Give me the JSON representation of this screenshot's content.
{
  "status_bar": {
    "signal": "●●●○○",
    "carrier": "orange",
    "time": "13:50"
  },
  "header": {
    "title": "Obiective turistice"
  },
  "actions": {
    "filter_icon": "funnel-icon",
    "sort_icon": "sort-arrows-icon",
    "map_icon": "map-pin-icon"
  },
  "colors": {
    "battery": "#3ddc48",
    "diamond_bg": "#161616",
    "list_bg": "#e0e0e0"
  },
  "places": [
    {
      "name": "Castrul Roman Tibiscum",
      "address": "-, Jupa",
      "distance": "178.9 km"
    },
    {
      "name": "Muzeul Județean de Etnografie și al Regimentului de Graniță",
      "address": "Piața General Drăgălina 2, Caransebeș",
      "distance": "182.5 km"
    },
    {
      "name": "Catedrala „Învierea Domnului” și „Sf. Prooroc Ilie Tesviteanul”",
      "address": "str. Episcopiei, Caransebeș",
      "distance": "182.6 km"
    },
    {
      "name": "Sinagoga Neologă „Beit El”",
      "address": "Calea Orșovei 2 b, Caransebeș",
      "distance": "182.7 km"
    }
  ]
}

INSTRUCTIONS TO FOLLOW:
Copy out every entry again, exactly as it was given.

CORRECT RESPONSE:
Give me the JSON representation of this screenshot's content.
{
  "status_bar": {
    "signal": "●●●○○",
    "carrier": "orange",
    "time": "13:50"
  },
  "header": {
    "title": "Obiective turistice"
  },
  "actions": {
    "filter_icon": "funnel-icon",
    "sort_icon": "sort-arrows-icon",
    "map_icon": "map-pin-icon"
  },
  "colors": {
    "battery": "#3ddc48",
    "diamond_bg": "#161616",
    "list_bg": "#e0e0e0"
  },
  "places": [
    {
      "name": "Castrul Roman Tibiscum",
      "address": "-, Jupa",
      "distance": "178.9 km"
    },
    {
      "name": "Muzeul Județean de Etnografie și al Regimentului de Graniță",
      "address": "Piața General Drăgălina 2, Caransebeș",
      "distance": "182.5 km"
    },
    {
      "name": "Catedrala „Învierea Domnului” și „Sf. Prooroc Ilie Tesviteanul”",
      "address": "str. Episcopiei, Caransebeș",
      "distance": "182.6 km"
    },
    {
      "name": "Sinagoga Neologă „Beit El”",
      "address": "Calea Orșovei 2 b, Caransebeș",
      "distance": "182.7 km"
    }
  ]
}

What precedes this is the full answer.